▶ What to produce:
Locate the word "Grande" in the data below, then copy every line that holds it.

▶ Given information:
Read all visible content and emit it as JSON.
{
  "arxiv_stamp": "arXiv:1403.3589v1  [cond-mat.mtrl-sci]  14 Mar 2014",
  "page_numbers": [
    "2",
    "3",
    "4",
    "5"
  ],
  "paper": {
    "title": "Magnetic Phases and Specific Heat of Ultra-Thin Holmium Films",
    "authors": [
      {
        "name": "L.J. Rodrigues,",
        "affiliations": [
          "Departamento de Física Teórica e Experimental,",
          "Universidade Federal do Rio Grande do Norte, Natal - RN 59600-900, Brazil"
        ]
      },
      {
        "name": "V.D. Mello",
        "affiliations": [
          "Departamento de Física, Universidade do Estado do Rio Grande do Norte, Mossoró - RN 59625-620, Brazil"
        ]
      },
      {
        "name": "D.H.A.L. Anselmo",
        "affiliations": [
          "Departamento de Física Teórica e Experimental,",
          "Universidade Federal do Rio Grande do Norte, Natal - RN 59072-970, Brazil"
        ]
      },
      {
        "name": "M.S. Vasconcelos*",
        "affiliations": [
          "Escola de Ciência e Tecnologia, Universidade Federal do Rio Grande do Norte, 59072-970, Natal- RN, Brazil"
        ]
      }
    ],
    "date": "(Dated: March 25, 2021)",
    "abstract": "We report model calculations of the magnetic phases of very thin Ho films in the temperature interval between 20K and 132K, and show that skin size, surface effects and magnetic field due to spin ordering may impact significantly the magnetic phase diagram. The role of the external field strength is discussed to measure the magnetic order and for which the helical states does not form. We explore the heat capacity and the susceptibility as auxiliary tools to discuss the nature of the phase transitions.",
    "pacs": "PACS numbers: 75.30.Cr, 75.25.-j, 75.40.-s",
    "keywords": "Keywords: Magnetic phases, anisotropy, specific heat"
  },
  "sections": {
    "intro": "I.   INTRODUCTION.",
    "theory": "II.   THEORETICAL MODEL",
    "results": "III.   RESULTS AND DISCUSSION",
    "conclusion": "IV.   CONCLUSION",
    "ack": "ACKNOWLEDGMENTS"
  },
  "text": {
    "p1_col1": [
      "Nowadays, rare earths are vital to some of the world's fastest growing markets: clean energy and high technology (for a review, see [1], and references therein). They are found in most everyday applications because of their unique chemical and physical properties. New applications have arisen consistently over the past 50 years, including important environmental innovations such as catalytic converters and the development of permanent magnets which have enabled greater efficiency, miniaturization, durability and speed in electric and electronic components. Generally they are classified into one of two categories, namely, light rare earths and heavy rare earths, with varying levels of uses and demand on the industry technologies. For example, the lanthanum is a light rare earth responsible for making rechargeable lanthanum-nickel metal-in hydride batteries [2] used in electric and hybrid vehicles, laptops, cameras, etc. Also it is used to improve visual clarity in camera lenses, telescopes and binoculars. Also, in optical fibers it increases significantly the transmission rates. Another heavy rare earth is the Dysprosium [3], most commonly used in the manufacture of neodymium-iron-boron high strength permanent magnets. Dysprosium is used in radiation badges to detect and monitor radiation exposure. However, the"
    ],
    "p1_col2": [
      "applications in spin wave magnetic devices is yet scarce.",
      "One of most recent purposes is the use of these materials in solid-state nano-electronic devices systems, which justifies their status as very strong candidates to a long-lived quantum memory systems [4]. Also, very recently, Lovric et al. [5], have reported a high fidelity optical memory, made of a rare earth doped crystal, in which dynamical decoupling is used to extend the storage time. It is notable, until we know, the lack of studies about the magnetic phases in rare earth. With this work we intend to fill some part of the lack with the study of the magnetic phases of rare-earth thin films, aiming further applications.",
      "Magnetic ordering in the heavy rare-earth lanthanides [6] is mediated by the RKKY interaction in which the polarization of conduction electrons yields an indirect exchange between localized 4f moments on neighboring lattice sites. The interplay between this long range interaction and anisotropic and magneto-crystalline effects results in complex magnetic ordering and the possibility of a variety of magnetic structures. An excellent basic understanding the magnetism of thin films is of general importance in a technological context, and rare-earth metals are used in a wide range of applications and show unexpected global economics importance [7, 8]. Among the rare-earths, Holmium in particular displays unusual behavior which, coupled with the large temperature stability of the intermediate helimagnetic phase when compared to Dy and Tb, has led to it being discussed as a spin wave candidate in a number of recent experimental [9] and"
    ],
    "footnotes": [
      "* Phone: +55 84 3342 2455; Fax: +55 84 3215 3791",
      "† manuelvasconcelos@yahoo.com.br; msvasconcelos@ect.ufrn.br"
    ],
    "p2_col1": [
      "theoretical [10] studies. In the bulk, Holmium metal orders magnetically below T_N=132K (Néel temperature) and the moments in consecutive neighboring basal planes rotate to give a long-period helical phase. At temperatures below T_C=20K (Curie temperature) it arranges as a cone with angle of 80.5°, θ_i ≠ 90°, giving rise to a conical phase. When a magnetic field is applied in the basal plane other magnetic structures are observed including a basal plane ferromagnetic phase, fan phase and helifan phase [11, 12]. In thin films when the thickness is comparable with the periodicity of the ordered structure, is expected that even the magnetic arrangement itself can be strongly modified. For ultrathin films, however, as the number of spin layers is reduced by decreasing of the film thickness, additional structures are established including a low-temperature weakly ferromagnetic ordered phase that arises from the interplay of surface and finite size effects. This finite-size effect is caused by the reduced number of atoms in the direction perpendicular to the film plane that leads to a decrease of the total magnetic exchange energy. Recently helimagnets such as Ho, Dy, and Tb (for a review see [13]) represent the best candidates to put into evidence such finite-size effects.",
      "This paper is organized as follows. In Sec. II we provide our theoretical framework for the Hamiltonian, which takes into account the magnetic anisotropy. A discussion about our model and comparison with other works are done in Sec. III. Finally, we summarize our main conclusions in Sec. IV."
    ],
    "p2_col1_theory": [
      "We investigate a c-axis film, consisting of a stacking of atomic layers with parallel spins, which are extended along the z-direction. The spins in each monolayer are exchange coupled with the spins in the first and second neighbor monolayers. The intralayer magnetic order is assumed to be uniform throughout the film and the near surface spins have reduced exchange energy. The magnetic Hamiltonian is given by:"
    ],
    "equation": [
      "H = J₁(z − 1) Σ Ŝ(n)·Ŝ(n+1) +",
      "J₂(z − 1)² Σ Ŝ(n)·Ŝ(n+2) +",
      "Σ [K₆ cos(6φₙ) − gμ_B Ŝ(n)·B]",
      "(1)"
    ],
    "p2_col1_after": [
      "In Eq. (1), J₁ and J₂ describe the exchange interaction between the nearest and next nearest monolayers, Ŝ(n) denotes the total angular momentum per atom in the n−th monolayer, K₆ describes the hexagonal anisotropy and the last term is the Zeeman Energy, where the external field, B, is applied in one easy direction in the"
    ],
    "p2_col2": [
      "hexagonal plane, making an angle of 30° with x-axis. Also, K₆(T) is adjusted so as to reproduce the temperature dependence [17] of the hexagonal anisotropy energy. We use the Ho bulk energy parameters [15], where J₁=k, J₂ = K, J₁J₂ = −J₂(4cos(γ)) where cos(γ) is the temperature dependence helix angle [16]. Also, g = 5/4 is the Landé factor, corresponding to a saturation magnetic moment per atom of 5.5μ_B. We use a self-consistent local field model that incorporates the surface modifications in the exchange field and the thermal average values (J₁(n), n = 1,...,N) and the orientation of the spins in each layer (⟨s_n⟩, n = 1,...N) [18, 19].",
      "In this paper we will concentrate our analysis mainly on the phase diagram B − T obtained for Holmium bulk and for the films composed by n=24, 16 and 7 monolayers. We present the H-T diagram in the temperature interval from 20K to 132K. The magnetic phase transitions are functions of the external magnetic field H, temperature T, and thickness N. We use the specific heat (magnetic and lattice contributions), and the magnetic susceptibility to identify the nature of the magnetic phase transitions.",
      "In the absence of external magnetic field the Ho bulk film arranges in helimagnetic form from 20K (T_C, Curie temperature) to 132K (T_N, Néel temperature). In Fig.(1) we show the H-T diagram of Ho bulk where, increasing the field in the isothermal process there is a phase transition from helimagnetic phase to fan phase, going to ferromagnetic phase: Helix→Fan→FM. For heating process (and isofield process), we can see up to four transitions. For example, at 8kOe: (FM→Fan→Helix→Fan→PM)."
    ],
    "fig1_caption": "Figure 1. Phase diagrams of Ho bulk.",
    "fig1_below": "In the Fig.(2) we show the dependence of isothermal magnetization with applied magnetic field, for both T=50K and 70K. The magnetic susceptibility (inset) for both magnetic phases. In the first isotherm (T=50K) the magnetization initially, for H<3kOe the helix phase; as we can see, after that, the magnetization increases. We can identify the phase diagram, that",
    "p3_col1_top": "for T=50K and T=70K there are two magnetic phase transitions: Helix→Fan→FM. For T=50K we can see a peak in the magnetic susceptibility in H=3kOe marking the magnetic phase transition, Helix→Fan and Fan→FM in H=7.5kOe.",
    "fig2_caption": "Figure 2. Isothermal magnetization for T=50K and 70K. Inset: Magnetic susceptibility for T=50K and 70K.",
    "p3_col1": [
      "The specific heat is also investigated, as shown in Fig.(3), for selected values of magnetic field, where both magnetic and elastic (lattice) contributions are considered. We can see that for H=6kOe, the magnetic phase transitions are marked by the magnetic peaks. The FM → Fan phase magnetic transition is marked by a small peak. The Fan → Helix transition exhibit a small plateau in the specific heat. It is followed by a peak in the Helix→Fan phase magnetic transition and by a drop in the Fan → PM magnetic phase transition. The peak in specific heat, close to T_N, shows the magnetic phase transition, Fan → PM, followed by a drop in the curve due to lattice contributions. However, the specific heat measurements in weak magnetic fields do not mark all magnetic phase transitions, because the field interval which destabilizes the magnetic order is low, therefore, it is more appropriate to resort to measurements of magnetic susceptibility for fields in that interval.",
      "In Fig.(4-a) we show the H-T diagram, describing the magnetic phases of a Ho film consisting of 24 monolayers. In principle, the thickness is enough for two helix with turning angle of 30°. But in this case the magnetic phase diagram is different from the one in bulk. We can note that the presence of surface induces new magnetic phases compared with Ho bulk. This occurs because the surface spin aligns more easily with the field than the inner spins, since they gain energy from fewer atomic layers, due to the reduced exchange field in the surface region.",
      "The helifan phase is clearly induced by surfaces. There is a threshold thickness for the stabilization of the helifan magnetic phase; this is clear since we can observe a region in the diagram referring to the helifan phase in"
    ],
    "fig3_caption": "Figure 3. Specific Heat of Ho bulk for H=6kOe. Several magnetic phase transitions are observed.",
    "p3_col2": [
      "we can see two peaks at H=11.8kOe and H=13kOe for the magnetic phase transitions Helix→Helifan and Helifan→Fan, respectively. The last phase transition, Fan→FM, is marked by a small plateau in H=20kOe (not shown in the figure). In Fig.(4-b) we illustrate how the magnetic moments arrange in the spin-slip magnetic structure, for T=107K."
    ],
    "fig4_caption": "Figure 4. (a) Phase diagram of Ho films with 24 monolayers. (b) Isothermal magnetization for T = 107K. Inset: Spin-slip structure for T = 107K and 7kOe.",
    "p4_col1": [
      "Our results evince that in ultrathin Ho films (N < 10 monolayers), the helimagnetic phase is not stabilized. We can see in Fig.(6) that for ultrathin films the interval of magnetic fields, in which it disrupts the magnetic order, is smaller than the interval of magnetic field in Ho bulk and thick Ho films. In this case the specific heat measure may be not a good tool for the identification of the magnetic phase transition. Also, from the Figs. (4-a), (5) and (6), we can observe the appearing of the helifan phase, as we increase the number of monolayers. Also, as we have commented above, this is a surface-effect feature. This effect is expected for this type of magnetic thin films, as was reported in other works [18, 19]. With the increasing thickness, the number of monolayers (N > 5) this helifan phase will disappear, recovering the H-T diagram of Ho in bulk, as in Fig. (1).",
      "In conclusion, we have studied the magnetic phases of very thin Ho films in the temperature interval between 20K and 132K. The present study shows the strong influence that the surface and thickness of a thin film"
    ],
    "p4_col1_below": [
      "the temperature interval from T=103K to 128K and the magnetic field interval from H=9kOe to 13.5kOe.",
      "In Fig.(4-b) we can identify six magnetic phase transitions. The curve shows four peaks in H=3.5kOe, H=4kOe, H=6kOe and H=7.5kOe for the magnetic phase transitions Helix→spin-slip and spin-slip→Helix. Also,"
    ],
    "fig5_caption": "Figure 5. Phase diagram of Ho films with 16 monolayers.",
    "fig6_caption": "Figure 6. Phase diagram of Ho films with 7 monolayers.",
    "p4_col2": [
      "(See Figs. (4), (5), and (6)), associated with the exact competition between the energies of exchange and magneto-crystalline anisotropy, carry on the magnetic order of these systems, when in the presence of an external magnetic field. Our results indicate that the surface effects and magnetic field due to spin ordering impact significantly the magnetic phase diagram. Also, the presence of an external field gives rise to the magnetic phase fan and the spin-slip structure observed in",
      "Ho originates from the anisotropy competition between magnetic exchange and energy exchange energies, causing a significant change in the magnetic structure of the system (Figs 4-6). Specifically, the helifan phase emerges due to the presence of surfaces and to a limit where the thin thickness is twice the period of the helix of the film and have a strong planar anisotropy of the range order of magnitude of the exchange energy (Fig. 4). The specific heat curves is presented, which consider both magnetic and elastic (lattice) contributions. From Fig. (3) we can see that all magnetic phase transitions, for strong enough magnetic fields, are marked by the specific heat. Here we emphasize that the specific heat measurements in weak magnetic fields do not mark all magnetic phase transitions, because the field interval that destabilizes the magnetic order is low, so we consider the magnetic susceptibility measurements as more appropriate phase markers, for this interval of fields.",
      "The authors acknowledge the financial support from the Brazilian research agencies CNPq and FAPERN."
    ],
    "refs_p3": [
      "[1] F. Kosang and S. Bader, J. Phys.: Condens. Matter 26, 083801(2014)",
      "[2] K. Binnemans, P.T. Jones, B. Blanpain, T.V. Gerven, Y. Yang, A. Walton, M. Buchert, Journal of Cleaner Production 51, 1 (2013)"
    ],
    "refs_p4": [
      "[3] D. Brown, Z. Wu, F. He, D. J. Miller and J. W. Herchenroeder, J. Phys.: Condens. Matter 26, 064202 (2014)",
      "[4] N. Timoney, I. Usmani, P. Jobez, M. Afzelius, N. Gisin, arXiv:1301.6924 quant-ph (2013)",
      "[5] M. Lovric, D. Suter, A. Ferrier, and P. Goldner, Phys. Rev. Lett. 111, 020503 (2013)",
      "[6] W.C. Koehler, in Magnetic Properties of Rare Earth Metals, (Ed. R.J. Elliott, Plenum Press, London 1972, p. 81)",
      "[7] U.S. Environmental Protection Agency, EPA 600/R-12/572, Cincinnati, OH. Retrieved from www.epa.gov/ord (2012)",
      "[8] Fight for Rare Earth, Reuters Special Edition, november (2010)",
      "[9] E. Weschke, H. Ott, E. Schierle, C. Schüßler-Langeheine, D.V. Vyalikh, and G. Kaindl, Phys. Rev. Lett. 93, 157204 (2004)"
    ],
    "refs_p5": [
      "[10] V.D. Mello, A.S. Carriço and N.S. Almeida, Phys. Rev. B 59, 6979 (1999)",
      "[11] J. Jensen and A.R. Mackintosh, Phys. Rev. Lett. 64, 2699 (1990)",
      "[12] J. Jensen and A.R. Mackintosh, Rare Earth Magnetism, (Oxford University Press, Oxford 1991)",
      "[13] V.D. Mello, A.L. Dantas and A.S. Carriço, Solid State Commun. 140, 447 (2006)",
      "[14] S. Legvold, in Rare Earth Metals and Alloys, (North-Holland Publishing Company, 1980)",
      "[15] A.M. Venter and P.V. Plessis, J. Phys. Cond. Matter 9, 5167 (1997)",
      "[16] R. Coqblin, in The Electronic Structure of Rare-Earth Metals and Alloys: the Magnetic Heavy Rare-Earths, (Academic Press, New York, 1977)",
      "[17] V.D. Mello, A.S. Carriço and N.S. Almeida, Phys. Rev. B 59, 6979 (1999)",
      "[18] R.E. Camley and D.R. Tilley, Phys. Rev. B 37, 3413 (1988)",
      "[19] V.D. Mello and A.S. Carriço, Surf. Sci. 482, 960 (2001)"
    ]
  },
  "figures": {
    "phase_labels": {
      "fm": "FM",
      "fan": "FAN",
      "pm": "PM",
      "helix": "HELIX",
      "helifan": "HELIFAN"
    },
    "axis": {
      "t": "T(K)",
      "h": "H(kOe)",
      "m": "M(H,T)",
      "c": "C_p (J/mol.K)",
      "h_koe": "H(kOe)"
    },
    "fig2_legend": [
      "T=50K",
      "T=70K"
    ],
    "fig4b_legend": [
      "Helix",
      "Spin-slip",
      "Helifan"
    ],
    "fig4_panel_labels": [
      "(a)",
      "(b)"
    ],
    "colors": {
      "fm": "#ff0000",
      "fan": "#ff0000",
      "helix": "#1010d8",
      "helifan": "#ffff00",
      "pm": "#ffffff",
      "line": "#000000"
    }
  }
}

▶ Exercise output:
          "Universidade Federal do Rio Grande do Norte, Natal - RN 59600-900, Brazil"
          "Departamento de Física, Universidade do Estado do Rio Grande do Norte, Mossoró - RN 59625-620, Brazil"
          "Universidade Federal do Rio Grande do Norte, Natal - RN 59072-970, Brazil"
          "Escola de Ciência e Tecnologia, Universidade Federal do Rio Grande do Norte, 59072-970, Natal- RN, Brazil"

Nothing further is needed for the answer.